→ **YOUR GOAL**: Reproduce every one of the entries below character for character, leaving each line unchanged.

====== TASK INPUTS

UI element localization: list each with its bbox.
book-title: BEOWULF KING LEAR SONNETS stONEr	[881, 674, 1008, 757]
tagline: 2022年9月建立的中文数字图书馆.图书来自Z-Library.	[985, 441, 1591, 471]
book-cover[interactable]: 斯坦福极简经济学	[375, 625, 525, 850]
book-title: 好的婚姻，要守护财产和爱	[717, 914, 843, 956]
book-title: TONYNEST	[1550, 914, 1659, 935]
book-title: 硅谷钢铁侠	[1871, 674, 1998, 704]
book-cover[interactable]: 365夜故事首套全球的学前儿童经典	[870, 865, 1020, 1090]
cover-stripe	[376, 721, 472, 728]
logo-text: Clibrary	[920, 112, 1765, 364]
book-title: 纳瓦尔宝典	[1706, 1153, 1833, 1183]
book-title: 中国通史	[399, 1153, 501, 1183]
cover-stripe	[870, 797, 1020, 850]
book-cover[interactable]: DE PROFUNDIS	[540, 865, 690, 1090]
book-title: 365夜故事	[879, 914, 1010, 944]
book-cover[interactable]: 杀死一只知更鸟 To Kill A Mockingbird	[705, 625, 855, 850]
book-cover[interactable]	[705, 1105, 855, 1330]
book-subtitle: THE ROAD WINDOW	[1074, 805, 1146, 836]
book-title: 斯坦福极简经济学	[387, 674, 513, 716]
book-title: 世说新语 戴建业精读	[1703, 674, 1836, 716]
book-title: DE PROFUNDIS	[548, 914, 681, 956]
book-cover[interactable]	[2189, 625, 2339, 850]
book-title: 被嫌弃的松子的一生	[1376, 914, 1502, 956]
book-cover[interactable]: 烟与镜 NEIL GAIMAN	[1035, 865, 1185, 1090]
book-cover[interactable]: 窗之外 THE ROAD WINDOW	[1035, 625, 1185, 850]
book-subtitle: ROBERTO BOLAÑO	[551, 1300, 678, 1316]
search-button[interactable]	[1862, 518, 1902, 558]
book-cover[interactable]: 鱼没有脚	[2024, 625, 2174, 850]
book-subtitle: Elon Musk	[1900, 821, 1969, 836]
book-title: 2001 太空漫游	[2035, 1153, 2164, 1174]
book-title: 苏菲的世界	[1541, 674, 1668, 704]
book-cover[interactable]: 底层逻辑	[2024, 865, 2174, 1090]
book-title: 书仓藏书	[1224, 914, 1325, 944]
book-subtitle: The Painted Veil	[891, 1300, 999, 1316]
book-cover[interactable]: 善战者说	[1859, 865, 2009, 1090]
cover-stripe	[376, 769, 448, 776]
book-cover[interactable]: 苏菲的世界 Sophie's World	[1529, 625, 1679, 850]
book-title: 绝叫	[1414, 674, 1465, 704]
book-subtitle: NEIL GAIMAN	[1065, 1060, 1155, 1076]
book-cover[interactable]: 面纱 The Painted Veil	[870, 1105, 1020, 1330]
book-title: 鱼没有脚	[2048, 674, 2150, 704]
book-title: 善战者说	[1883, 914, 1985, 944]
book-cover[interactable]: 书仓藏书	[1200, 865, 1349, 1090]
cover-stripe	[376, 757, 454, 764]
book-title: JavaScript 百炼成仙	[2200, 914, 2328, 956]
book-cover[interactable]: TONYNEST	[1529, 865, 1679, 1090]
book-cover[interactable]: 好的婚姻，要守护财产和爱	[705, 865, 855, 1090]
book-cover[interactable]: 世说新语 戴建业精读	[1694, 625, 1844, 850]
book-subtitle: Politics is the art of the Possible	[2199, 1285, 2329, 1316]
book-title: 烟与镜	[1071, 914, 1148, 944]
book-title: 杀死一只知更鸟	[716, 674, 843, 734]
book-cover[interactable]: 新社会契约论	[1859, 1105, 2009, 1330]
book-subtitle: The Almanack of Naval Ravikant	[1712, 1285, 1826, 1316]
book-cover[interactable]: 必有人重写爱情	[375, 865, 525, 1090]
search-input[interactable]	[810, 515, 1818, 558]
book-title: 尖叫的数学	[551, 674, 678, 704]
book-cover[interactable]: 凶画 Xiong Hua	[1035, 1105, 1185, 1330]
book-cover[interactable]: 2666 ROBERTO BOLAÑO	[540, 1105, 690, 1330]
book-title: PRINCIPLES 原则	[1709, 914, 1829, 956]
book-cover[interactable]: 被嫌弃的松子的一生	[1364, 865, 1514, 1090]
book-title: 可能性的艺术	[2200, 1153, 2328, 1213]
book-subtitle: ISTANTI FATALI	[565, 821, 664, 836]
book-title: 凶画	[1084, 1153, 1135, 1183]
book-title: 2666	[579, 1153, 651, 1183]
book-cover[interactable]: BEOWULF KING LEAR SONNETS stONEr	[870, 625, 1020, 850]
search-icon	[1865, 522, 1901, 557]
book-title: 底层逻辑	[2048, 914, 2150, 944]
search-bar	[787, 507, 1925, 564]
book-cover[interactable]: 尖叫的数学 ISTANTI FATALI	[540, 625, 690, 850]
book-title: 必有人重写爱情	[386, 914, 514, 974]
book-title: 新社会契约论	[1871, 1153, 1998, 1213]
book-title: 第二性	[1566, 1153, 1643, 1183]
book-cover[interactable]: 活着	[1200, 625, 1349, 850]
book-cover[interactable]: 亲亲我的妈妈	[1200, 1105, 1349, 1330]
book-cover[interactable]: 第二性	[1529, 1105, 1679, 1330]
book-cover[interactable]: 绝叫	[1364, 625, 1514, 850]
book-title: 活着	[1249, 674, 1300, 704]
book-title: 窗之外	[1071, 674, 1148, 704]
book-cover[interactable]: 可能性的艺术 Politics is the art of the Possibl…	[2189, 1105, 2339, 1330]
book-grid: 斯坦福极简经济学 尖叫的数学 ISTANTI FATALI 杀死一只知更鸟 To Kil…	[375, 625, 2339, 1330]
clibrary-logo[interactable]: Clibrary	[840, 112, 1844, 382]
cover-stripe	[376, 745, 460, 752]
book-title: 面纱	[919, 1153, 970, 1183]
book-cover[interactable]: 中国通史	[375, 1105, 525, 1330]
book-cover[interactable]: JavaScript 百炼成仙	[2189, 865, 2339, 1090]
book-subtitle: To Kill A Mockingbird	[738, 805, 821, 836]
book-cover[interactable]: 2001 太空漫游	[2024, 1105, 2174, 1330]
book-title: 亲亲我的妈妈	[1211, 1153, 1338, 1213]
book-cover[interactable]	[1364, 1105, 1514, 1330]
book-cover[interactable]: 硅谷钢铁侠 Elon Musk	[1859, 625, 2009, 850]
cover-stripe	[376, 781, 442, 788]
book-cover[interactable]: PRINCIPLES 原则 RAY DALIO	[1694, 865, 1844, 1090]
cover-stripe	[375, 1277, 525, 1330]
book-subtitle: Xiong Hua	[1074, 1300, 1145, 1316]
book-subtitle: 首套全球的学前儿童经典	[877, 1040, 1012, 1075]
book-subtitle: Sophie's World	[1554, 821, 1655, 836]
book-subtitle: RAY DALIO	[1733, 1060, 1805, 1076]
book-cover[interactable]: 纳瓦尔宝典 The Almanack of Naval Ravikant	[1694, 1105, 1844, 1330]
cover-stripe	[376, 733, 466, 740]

============

→ **FULL SOLUTION**:
UI element localization: list each with its bbox.
book-title: BEOWULF KING LEAR SONNETS stONEr	[881, 674, 1008, 757]
tagline: 2022年9月建立的中文数字图书馆.图书来自Z-Library.	[985, 441, 1591, 471]
book-cover[interactable]: 斯坦福极简经济学	[375, 625, 525, 850]
book-title: 好的婚姻，要守护财产和爱	[717, 914, 843, 956]
book-title: TONYNEST	[1550, 914, 1659, 935]
book-title: 硅谷钢铁侠	[1871, 674, 1998, 704]
book-cover[interactable]: 365夜故事首套全球的学前儿童经典	[870, 865, 1020, 1090]
cover-stripe	[376, 721, 472, 728]
logo-text: Clibrary	[920, 112, 1765, 364]
book-title: 纳瓦尔宝典	[1706, 1153, 1833, 1183]
book-title: 中国通史	[399, 1153, 501, 1183]
cover-stripe	[870, 797, 1020, 850]
book-cover[interactable]: DE PROFUNDIS	[540, 865, 690, 1090]
book-title: 365夜故事	[879, 914, 1010, 944]
book-cover[interactable]: 杀死一只知更鸟 To Kill A Mockingbird	[705, 625, 855, 850]
book-cover[interactable]	[705, 1105, 855, 1330]
book-subtitle: THE ROAD WINDOW	[1074, 805, 1146, 836]
book-title: 斯坦福极简经济学	[387, 674, 513, 716]
book-title: 世说新语 戴建业精读	[1703, 674, 1836, 716]
book-title: DE PROFUNDIS	[548, 914, 681, 956]
book-cover[interactable]	[2189, 625, 2339, 850]
book-title: 被嫌弃的松子的一生	[1376, 914, 1502, 956]
book-cover[interactable]: 烟与镜 NEIL GAIMAN	[1035, 865, 1185, 1090]
book-cover[interactable]: 窗之外 THE ROAD WINDOW	[1035, 625, 1185, 850]
book-subtitle: ROBERTO BOLAÑO	[551, 1300, 678, 1316]
search-button[interactable]	[1862, 518, 1902, 558]
book-cover[interactable]: 鱼没有脚	[2024, 625, 2174, 850]
book-subtitle: Elon Musk	[1900, 821, 1969, 836]
book-title: 2001 太空漫游	[2035, 1153, 2164, 1174]
book-title: 苏菲的世界	[1541, 674, 1668, 704]
book-cover[interactable]: 底层逻辑	[2024, 865, 2174, 1090]
book-title: 书仓藏书	[1224, 914, 1325, 944]
book-subtitle: The Painted Veil	[891, 1300, 999, 1316]
book-cover[interactable]: 善战者说	[1859, 865, 2009, 1090]
cover-stripe	[376, 769, 448, 776]
book-cover[interactable]: 苏菲的世界 Sophie's World	[1529, 625, 1679, 850]
book-title: 绝叫	[1414, 674, 1465, 704]
book-subtitle: NEIL GAIMAN	[1065, 1060, 1155, 1076]
book-cover[interactable]: 面纱 The Painted Veil	[870, 1105, 1020, 1330]
book-title: 鱼没有脚	[2048, 674, 2150, 704]
book-title: 善战者说	[1883, 914, 1985, 944]
book-cover[interactable]: 书仓藏书	[1200, 865, 1349, 1090]
cover-stripe	[376, 757, 454, 764]
book-title: JavaScript 百炼成仙	[2200, 914, 2328, 956]
book-cover[interactable]: TONYNEST	[1529, 865, 1679, 1090]
book-cover[interactable]: 好的婚姻，要守护财产和爱	[705, 865, 855, 1090]
book-cover[interactable]: 世说新语 戴建业精读	[1694, 625, 1844, 850]
book-subtitle: Politics is the art of the Possible	[2199, 1285, 2329, 1316]
book-title: 烟与镜	[1071, 914, 1148, 944]
book-title: 杀死一只知更鸟	[716, 674, 843, 734]
book-cover[interactable]: 新社会契约论	[1859, 1105, 2009, 1330]
book-subtitle: The Almanack of Naval Ravikant	[1712, 1285, 1826, 1316]
book-cover[interactable]: 必有人重写爱情	[375, 865, 525, 1090]
search-input[interactable]	[810, 515, 1818, 558]
book-title: 尖叫的数学	[551, 674, 678, 704]
book-cover[interactable]: 凶画 Xiong Hua	[1035, 1105, 1185, 1330]
book-cover[interactable]: 2666 ROBERTO BOLAÑO	[540, 1105, 690, 1330]
book-title: PRINCIPLES 原则	[1709, 914, 1829, 956]
book-cover[interactable]: 被嫌弃的松子的一生	[1364, 865, 1514, 1090]
book-title: 可能性的艺术	[2200, 1153, 2328, 1213]
book-subtitle: ISTANTI FATALI	[565, 821, 664, 836]
book-title: 凶画	[1084, 1153, 1135, 1183]
book-title: 2666	[579, 1153, 651, 1183]
book-cover[interactable]: BEOWULF KING LEAR SONNETS stONEr	[870, 625, 1020, 850]
search-icon	[1865, 522, 1901, 557]
book-title: 底层逻辑	[2048, 914, 2150, 944]
search-bar	[787, 507, 1925, 564]
book-cover[interactable]: 尖叫的数学 ISTANTI FATALI	[540, 625, 690, 850]
book-title: 必有人重写爱情	[386, 914, 514, 974]
book-title: 新社会契约论	[1871, 1153, 1998, 1213]
book-title: 第二性	[1566, 1153, 1643, 1183]
book-cover[interactable]: 活着	[1200, 625, 1349, 850]
book-cover[interactable]: 亲亲我的妈妈	[1200, 1105, 1349, 1330]
book-cover[interactable]: 第二性	[1529, 1105, 1679, 1330]
book-cover[interactable]: 绝叫	[1364, 625, 1514, 850]
book-title: 活着	[1249, 674, 1300, 704]
book-title: 窗之外	[1071, 674, 1148, 704]
book-cover[interactable]: 可能性的艺术 Politics is the art of the Possibl…	[2189, 1105, 2339, 1330]
book-grid: 斯坦福极简经济学 尖叫的数学 ISTANTI FATALI 杀死一只知更鸟 To Kil…	[375, 625, 2339, 1330]
clibrary-logo[interactable]: Clibrary	[840, 112, 1844, 382]
cover-stripe	[376, 745, 460, 752]
book-title: 面纱	[919, 1153, 970, 1183]
book-cover[interactable]: 中国通史	[375, 1105, 525, 1330]
book-cover[interactable]: JavaScript 百炼成仙	[2189, 865, 2339, 1090]
book-subtitle: To Kill A Mockingbird	[738, 805, 821, 836]
book-cover[interactable]: 2001 太空漫游	[2024, 1105, 2174, 1330]
book-title: 亲亲我的妈妈	[1211, 1153, 1338, 1213]
book-cover[interactable]	[1364, 1105, 1514, 1330]
book-cover[interactable]: 硅谷钢铁侠 Elon Musk	[1859, 625, 2009, 850]
cover-stripe	[376, 781, 442, 788]
book-cover[interactable]: PRINCIPLES 原则 RAY DALIO	[1694, 865, 1844, 1090]
cover-stripe	[375, 1277, 525, 1330]
book-subtitle: Xiong Hua	[1074, 1300, 1145, 1316]
book-subtitle: 首套全球的学前儿童经典	[877, 1040, 1012, 1075]
book-subtitle: Sophie's World	[1554, 821, 1655, 836]
book-subtitle: RAY DALIO	[1733, 1060, 1805, 1076]
book-cover[interactable]: 纳瓦尔宝典 The Almanack of Naval Ravikant	[1694, 1105, 1844, 1330]
cover-stripe	[376, 733, 466, 740]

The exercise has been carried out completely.